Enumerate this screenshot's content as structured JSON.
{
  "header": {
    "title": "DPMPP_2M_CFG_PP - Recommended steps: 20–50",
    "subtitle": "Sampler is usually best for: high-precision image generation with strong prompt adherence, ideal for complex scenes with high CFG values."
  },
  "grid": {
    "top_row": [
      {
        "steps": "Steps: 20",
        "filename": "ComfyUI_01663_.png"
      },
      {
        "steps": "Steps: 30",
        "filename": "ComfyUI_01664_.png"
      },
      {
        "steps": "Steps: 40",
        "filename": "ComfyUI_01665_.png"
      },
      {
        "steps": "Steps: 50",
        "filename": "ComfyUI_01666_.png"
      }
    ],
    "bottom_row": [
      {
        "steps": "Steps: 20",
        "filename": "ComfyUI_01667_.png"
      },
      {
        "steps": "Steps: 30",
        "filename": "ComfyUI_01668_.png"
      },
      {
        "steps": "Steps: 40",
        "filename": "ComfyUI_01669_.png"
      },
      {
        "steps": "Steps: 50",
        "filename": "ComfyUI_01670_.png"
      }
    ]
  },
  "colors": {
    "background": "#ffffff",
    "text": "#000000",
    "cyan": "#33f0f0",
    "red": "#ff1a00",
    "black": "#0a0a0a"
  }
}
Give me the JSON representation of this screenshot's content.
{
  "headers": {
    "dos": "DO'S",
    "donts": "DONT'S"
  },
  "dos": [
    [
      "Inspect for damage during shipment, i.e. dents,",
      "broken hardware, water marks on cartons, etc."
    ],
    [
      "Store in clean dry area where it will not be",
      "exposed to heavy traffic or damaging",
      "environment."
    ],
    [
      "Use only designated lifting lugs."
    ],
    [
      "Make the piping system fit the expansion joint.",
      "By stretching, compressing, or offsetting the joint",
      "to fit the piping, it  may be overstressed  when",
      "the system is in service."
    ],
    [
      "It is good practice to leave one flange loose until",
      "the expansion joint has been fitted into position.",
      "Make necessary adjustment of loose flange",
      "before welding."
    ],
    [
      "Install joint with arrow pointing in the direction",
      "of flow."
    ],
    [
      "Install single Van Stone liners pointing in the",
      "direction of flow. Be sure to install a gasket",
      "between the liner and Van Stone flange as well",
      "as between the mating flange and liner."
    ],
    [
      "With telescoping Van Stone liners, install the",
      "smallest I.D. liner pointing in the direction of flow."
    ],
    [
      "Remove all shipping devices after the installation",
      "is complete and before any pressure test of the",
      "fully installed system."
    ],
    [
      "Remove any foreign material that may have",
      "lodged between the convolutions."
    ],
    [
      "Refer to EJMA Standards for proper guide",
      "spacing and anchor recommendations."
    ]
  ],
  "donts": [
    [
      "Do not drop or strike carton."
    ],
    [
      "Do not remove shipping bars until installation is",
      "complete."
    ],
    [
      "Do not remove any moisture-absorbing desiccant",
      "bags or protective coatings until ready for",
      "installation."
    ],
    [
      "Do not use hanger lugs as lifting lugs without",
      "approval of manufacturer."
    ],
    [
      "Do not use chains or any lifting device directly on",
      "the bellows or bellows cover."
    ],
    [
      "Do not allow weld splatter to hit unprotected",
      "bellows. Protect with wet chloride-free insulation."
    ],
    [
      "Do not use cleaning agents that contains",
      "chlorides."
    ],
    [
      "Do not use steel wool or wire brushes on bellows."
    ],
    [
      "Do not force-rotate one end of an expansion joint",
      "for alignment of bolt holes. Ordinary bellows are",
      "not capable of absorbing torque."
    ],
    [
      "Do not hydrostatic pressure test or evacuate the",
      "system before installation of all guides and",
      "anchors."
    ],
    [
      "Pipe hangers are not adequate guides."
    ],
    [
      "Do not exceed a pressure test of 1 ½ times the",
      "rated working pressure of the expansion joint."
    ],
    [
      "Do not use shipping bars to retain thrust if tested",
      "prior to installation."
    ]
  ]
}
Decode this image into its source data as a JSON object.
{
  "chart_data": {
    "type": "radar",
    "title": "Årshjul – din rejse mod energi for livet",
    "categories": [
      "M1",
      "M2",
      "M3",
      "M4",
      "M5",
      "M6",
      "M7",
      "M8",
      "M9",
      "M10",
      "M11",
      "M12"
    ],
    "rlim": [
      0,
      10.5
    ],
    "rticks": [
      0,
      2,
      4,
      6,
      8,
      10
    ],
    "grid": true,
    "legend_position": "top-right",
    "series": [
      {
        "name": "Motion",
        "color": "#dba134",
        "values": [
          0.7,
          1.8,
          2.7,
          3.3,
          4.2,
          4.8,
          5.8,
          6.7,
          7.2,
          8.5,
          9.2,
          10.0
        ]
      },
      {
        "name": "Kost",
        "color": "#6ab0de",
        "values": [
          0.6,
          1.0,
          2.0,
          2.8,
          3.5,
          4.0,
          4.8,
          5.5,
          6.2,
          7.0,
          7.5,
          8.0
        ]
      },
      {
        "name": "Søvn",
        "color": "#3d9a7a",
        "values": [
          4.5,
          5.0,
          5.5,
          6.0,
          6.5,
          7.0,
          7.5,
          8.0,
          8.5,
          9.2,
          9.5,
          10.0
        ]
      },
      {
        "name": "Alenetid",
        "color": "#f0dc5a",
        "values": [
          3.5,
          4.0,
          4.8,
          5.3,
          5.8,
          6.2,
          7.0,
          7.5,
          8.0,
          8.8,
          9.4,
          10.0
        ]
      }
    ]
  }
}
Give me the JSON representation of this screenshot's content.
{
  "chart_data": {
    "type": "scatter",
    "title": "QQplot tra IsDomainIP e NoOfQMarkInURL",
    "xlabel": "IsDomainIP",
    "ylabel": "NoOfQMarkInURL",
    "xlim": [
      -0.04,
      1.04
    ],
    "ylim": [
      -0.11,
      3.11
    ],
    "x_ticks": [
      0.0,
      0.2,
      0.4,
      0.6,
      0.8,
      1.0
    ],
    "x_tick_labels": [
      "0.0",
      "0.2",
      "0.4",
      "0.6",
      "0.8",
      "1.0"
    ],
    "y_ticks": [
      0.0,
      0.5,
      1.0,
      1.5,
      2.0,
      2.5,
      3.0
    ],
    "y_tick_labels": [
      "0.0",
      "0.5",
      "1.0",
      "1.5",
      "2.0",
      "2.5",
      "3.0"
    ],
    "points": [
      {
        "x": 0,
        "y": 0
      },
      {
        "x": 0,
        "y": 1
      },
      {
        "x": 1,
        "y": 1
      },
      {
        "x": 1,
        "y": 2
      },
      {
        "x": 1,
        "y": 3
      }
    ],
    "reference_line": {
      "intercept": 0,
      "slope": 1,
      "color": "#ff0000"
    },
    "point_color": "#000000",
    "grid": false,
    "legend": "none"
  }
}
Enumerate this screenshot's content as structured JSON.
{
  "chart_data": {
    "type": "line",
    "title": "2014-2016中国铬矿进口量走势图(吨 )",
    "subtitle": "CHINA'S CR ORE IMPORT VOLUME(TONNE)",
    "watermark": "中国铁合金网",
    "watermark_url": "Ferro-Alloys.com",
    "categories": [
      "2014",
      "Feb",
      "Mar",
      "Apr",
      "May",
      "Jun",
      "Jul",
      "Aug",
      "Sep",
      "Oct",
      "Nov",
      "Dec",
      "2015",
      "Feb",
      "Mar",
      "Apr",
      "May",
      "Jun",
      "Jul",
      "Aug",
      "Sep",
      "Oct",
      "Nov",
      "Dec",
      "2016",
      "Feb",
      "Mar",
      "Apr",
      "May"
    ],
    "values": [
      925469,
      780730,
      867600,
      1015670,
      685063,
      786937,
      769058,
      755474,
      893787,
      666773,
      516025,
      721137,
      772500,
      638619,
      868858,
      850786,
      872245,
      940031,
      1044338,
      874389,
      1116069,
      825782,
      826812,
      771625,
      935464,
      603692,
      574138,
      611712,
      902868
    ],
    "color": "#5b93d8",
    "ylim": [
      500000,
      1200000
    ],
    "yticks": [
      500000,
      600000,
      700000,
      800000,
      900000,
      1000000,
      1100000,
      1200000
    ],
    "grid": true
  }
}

+--

→ WRITTEN TASK
From the entries above, return each line with the word "guides" in it.

→ OUTPUT BELOW
      "system before installation of all guides and",
      "Pipe hangers are not adequate guides."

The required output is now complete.